* _What this task involves_:
Copy out every line exactly as given.

>>>>

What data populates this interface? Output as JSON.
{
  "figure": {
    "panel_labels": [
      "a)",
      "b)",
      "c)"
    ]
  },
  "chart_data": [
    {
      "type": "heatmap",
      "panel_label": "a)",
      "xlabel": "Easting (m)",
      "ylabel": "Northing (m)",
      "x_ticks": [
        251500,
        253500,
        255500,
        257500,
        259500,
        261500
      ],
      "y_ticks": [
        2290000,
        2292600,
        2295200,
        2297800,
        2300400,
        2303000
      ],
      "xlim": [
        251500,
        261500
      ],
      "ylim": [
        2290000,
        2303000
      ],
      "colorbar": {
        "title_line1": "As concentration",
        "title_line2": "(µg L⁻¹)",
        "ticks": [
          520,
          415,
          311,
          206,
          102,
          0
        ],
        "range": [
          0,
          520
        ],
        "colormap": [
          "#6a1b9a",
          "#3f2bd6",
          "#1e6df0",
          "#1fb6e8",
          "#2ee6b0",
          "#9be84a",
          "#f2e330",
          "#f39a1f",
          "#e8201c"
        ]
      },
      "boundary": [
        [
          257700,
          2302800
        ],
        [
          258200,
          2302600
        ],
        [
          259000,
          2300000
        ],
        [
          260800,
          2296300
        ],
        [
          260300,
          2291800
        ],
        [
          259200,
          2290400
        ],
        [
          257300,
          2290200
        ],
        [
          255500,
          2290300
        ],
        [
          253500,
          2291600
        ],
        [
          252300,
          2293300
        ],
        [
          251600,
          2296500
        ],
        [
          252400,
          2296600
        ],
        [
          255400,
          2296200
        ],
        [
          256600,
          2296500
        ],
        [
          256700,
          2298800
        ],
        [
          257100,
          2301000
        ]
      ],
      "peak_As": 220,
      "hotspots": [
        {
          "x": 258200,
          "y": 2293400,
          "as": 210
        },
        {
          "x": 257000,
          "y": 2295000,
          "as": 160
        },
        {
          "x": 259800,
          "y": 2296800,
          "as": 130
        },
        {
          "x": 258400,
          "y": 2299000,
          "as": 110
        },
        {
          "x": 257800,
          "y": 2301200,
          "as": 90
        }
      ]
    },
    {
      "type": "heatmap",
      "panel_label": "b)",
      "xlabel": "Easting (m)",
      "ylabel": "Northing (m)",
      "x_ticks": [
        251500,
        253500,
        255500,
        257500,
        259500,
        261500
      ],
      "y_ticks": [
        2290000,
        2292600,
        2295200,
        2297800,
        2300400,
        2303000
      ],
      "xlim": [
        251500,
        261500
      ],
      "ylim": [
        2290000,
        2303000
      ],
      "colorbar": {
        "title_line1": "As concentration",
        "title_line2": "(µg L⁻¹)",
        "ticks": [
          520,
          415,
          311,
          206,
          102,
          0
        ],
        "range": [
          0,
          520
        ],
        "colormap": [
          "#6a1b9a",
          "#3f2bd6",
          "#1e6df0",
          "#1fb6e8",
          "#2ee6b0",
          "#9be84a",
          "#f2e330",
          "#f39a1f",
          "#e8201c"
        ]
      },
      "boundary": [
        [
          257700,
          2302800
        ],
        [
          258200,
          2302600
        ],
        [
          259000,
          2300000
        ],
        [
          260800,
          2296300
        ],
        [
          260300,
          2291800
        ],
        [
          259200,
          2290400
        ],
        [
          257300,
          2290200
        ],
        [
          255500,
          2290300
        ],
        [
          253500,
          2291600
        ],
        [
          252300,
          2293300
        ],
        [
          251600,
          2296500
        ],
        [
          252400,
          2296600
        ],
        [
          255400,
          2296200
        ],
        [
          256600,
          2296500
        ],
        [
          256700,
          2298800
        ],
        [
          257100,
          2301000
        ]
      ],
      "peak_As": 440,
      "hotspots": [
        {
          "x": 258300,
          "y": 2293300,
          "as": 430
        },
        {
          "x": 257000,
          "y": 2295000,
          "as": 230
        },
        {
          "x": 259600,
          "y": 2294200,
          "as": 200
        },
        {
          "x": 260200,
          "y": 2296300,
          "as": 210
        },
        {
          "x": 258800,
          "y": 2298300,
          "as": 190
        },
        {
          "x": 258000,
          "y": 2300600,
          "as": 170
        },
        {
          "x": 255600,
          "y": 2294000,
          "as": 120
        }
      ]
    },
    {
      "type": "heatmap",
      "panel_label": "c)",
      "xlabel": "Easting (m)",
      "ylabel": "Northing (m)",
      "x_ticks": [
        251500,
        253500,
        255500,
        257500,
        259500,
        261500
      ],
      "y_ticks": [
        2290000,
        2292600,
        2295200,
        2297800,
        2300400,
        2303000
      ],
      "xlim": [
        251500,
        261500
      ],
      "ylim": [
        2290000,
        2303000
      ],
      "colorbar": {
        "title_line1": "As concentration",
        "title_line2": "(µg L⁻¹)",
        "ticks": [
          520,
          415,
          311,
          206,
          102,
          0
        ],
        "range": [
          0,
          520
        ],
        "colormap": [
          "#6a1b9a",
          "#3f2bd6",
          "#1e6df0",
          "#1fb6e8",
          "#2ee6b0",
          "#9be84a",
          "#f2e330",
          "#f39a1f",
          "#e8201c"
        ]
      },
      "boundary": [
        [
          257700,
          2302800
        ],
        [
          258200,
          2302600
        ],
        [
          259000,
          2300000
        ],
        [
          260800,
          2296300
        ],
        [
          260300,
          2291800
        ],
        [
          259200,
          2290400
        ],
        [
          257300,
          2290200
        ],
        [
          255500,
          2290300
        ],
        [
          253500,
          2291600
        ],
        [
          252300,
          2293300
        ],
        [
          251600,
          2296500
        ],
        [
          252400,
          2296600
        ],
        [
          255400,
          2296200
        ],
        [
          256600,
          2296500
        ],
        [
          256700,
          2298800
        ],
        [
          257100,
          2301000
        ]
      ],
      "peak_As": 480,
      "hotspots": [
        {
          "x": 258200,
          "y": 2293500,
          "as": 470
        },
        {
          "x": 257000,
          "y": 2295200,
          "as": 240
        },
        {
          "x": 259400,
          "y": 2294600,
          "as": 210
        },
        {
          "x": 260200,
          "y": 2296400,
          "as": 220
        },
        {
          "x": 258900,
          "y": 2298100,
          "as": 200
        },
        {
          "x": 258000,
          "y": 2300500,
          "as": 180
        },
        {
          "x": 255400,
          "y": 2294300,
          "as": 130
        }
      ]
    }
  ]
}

<<<<

* _The reply_:
What data populates this interface? Output as JSON.
{
  "figure": {
    "panel_labels": [
      "a)",
      "b)",
      "c)"
    ]
  },
  "chart_data": [
    {
      "type": "heatmap",
      "panel_label": "a)",
      "xlabel": "Easting (m)",
      "ylabel": "Northing (m)",
      "x_ticks": [
        251500,
        253500,
        255500,
        257500,
        259500,
        261500
      ],
      "y_ticks": [
        2290000,
        2292600,
        2295200,
        2297800,
        2300400,
        2303000
      ],
      "xlim": [
        251500,
        261500
      ],
      "ylim": [
        2290000,
        2303000
      ],
      "colorbar": {
        "title_line1": "As concentration",
        "title_line2": "(µg L⁻¹)",
        "ticks": [
          520,
          415,
          311,
          206,
          102,
          0
        ],
        "range": [
          0,
          520
        ],
        "colormap": [
          "#6a1b9a",
          "#3f2bd6",
          "#1e6df0",
          "#1fb6e8",
          "#2ee6b0",
          "#9be84a",
          "#f2e330",
          "#f39a1f",
          "#e8201c"
        ]
      },
      "boundary": [
        [
          257700,
          2302800
        ],
        [
          258200,
          2302600
        ],
        [
          259000,
          2300000
        ],
        [
          260800,
          2296300
        ],
        [
          260300,
          2291800
        ],
        [
          259200,
          2290400
        ],
        [
          257300,
          2290200
        ],
        [
          255500,
          2290300
        ],
        [
          253500,
          2291600
        ],
        [
          252300,
          2293300
        ],
        [
          251600,
          2296500
        ],
        [
          252400,
          2296600
        ],
        [
          255400,
          2296200
        ],
        [
          256600,
          2296500
        ],
        [
          256700,
          2298800
        ],
        [
          257100,
          2301000
        ]
      ],
      "peak_As": 220,
      "hotspots": [
        {
          "x": 258200,
          "y": 2293400,
          "as": 210
        },
        {
          "x": 257000,
          "y": 2295000,
          "as": 160
        },
        {
          "x": 259800,
          "y": 2296800,
          "as": 130
        },
        {
          "x": 258400,
          "y": 2299000,
          "as": 110
        },
        {
          "x": 257800,
          "y": 2301200,
          "as": 90
        }
      ]
    },
    {
      "type": "heatmap",
      "panel_label": "b)",
      "xlabel": "Easting (m)",
      "ylabel": "Northing (m)",
      "x_ticks": [
        251500,
        253500,
        255500,
        257500,
        259500,
        261500
      ],
      "y_ticks": [
        2290000,
        2292600,
        2295200,
        2297800,
        2300400,
        2303000
      ],
      "xlim": [
        251500,
        261500
      ],
      "ylim": [
        2290000,
        2303000
      ],
      "colorbar": {
        "title_line1": "As concentration",
        "title_line2": "(µg L⁻¹)",
        "ticks": [
          520,
          415,
          311,
          206,
          102,
          0
        ],
        "range": [
          0,
          520
        ],
        "colormap": [
          "#6a1b9a",
          "#3f2bd6",
          "#1e6df0",
          "#1fb6e8",
          "#2ee6b0",
          "#9be84a",
          "#f2e330",
          "#f39a1f",
          "#e8201c"
        ]
      },
      "boundary": [
        [
          257700,
          2302800
        ],
        [
          258200,
          2302600
        ],
        [
          259000,
          2300000
        ],
        [
          260800,
          2296300
        ],
        [
          260300,
          2291800
        ],
        [
          259200,
          2290400
        ],
        [
          257300,
          2290200
        ],
        [
          255500,
          2290300
        ],
        [
          253500,
          2291600
        ],
        [
          252300,
          2293300
        ],
        [
          251600,
          2296500
        ],
        [
          252400,
          2296600
        ],
        [
          255400,
          2296200
        ],
        [
          256600,
          2296500
        ],
        [
          256700,
          2298800
        ],
        [
          257100,
          2301000
        ]
      ],
      "peak_As": 440,
      "hotspots": [
        {
          "x": 258300,
          "y": 2293300,
          "as": 430
        },
        {
          "x": 257000,
          "y": 2295000,
          "as": 230
        },
        {
          "x": 259600,
          "y": 2294200,
          "as": 200
        },
        {
          "x": 260200,
          "y": 2296300,
          "as": 210
        },
        {
          "x": 258800,
          "y": 2298300,
          "as": 190
        },
        {
          "x": 258000,
          "y": 2300600,
          "as": 170
        },
        {
          "x": 255600,
          "y": 2294000,
          "as": 120
        }
      ]
    },
    {
      "type": "heatmap",
      "panel_label": "c)",
      "xlabel": "Easting (m)",
      "ylabel": "Northing (m)",
      "x_ticks": [
        251500,
        253500,
        255500,
        257500,
        259500,
        261500
      ],
      "y_ticks": [
        2290000,
        2292600,
        2295200,
        2297800,
        2300400,
        2303000
      ],
      "xlim": [
        251500,
        261500
      ],
      "ylim": [
        2290000,
        2303000
      ],
      "colorbar": {
        "title_line1": "As concentration",
        "title_line2": "(µg L⁻¹)",
        "ticks": [
          520,
          415,
          311,
          206,
          102,
          0
        ],
        "range": [
          0,
          520
        ],
        "colormap": [
          "#6a1b9a",
          "#3f2bd6",
          "#1e6df0",
          "#1fb6e8",
          "#2ee6b0",
          "#9be84a",
          "#f2e330",
          "#f39a1f",
          "#e8201c"
        ]
      },
      "boundary": [
        [
          257700,
          2302800
        ],
        [
          258200,
          2302600
        ],
        [
          259000,
          2300000
        ],
        [
          260800,
          2296300
        ],
        [
          260300,
          2291800
        ],
        [
          259200,
          2290400
        ],
        [
          257300,
          2290200
        ],
        [
          255500,
          2290300
        ],
        [
          253500,
          2291600
        ],
        [
          252300,
          2293300
        ],
        [
          251600,
          2296500
        ],
        [
          252400,
          2296600
        ],
        [
          255400,
          2296200
        ],
        [
          256600,
          2296500
        ],
        [
          256700,
          2298800
        ],
        [
          257100,
          2301000
        ]
      ],
      "peak_As": 480,
      "hotspots": [
        {
          "x": 258200,
          "y": 2293500,
          "as": 470
        },
        {
          "x": 257000,
          "y": 2295200,
          "as": 240
        },
        {
          "x": 259400,
          "y": 2294600,
          "as": 210
        },
        {
          "x": 260200,
          "y": 2296400,
          "as": 220
        },
        {
          "x": 258900,
          "y": 2298100,
          "as": 200
        },
        {
          "x": 258000,
          "y": 2300500,
          "as": 180
        },
        {
          "x": 255400,
          "y": 2294300,
          "as": 130
        }
      ]
    }
  ]
}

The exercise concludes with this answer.